%%
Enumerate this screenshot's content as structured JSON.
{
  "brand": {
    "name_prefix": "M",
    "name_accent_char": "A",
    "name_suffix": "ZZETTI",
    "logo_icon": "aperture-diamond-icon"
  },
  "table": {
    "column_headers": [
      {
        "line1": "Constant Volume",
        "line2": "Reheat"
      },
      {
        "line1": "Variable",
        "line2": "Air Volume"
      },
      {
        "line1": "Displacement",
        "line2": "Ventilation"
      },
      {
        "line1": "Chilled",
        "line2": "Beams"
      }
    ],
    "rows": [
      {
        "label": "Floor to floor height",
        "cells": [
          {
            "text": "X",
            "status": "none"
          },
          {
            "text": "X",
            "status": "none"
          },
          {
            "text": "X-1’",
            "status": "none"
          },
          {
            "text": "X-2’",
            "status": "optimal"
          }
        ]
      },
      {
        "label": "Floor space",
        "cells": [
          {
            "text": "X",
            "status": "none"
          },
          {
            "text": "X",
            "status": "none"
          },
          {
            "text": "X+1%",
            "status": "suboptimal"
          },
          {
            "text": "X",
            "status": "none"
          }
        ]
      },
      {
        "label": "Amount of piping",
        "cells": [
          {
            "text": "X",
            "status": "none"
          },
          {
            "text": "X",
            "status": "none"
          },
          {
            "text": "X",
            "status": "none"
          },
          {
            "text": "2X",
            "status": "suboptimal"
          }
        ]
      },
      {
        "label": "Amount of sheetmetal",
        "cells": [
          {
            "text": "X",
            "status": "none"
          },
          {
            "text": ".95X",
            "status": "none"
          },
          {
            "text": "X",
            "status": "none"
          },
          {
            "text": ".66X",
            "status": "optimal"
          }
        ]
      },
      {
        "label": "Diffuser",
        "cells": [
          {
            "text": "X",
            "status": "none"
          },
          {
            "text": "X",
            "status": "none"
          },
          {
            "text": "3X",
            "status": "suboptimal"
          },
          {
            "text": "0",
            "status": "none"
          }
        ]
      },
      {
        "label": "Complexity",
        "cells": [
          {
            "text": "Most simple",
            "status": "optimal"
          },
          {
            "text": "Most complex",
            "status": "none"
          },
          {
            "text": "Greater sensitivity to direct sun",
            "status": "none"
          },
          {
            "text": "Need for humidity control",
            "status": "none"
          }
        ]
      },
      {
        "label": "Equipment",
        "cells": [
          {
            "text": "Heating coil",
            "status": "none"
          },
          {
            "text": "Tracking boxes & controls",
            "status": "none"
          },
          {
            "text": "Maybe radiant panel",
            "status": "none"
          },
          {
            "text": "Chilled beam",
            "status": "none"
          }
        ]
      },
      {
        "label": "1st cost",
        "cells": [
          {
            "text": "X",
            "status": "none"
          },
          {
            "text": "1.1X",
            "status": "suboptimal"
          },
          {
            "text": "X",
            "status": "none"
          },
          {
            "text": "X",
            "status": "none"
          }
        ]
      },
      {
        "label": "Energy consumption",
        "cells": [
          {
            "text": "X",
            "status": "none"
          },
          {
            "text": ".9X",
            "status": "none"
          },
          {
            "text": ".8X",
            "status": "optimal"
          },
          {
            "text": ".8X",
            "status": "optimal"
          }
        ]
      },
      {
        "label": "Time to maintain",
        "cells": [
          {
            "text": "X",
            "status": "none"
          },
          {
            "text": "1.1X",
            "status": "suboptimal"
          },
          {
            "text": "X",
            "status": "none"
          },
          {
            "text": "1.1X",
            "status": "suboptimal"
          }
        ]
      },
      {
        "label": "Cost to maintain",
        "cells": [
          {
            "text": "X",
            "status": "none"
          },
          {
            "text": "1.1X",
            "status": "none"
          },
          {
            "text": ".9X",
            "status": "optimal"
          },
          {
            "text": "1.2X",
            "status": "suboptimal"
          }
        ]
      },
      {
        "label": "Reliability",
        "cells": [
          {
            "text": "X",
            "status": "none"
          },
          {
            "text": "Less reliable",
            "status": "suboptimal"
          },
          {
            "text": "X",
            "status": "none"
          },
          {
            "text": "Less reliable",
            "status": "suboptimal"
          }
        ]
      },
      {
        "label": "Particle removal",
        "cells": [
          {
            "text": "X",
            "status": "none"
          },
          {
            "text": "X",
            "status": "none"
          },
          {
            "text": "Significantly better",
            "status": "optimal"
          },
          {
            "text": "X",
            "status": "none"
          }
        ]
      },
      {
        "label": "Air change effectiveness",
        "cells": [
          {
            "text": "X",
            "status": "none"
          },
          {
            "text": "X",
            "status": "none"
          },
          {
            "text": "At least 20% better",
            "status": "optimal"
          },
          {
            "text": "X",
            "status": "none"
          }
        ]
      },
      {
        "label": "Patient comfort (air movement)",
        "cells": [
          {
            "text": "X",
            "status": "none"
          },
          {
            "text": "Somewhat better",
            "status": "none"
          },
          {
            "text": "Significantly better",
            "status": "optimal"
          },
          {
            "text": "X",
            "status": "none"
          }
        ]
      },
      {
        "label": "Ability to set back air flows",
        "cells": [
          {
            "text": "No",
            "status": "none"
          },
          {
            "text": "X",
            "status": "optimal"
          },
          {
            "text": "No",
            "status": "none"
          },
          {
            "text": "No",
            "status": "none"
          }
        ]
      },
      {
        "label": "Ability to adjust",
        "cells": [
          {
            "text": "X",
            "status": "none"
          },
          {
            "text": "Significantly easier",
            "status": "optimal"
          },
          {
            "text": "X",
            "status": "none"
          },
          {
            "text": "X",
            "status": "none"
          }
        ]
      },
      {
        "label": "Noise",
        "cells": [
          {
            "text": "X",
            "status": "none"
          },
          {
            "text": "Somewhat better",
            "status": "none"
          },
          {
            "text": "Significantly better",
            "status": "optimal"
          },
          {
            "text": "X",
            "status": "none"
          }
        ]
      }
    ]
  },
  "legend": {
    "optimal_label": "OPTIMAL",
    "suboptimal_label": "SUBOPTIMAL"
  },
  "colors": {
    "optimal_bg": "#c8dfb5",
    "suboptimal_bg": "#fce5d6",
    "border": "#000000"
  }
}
%%
#### What to produce:
Check every line of the listing for the string "Volume" and report how many lines have it, as a number alone.

#### Result:
2